PROBLEM DETAILS: Look through the records that follow. Copy every line containing the word "icon".

STORED RECORDS:

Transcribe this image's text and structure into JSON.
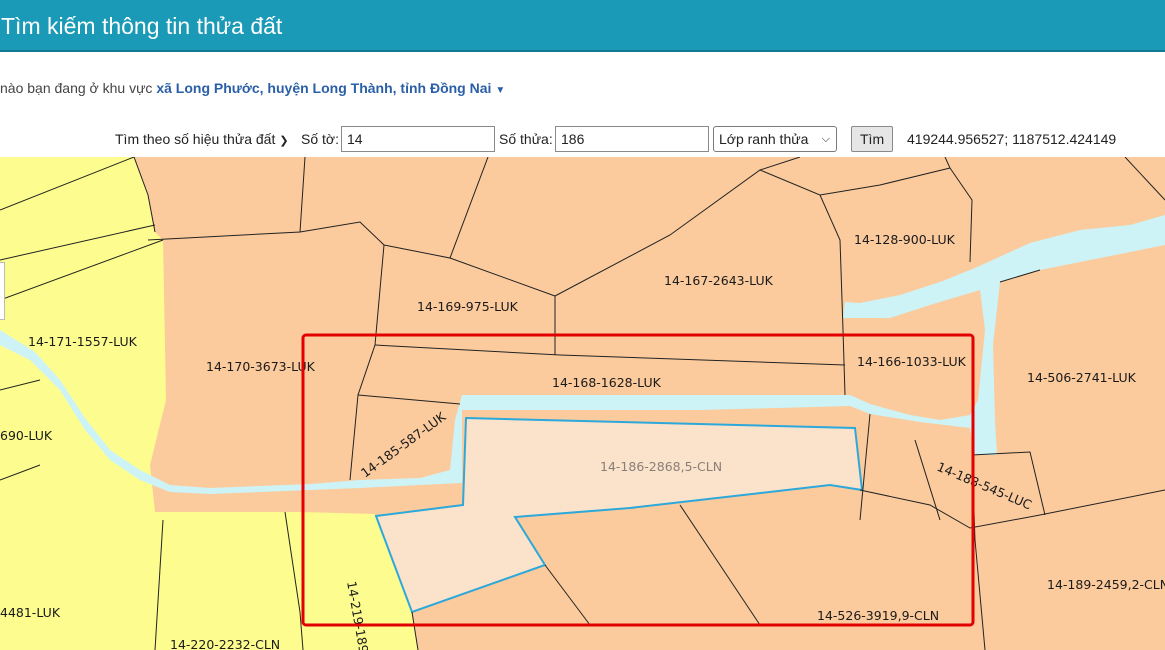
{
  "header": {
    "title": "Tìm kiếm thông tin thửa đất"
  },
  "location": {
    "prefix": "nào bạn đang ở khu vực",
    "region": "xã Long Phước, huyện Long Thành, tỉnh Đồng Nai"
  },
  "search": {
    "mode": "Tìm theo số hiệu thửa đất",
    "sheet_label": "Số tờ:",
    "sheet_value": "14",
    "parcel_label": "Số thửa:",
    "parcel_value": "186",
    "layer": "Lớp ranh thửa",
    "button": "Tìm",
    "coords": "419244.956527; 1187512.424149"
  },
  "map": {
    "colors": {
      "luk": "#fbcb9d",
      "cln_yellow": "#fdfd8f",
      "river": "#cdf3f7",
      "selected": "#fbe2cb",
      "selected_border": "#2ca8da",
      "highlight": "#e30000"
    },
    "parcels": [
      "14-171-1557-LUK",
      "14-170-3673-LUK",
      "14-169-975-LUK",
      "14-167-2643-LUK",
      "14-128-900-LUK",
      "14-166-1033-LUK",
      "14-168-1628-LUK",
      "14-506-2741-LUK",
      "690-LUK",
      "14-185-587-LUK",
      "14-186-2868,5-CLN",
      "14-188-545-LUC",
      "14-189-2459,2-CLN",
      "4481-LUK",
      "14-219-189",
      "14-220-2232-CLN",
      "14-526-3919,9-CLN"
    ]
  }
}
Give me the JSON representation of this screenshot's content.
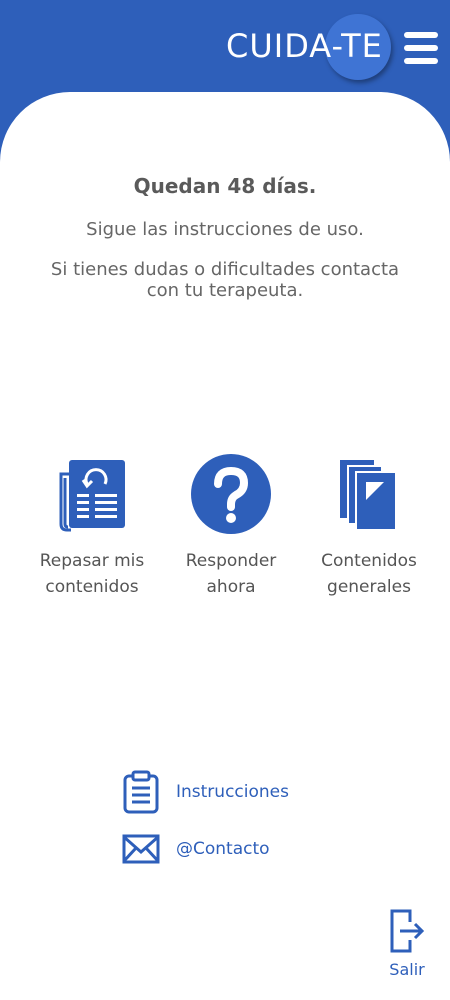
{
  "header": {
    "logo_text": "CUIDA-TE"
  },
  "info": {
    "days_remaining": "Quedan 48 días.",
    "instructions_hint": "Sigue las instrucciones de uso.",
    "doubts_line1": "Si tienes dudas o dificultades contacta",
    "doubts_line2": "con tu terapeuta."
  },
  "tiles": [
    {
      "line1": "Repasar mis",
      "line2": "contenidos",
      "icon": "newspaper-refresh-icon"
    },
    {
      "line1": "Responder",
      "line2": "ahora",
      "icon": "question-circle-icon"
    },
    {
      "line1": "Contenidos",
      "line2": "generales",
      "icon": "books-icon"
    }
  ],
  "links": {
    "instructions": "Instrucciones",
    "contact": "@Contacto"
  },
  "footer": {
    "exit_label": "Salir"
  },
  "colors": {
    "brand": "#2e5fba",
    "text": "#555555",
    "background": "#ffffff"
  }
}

EXPECTED ANSWER:
      "icon": "newspaper-refresh-icon"
      "icon": "question-circle-icon"
      "icon": "books-icon"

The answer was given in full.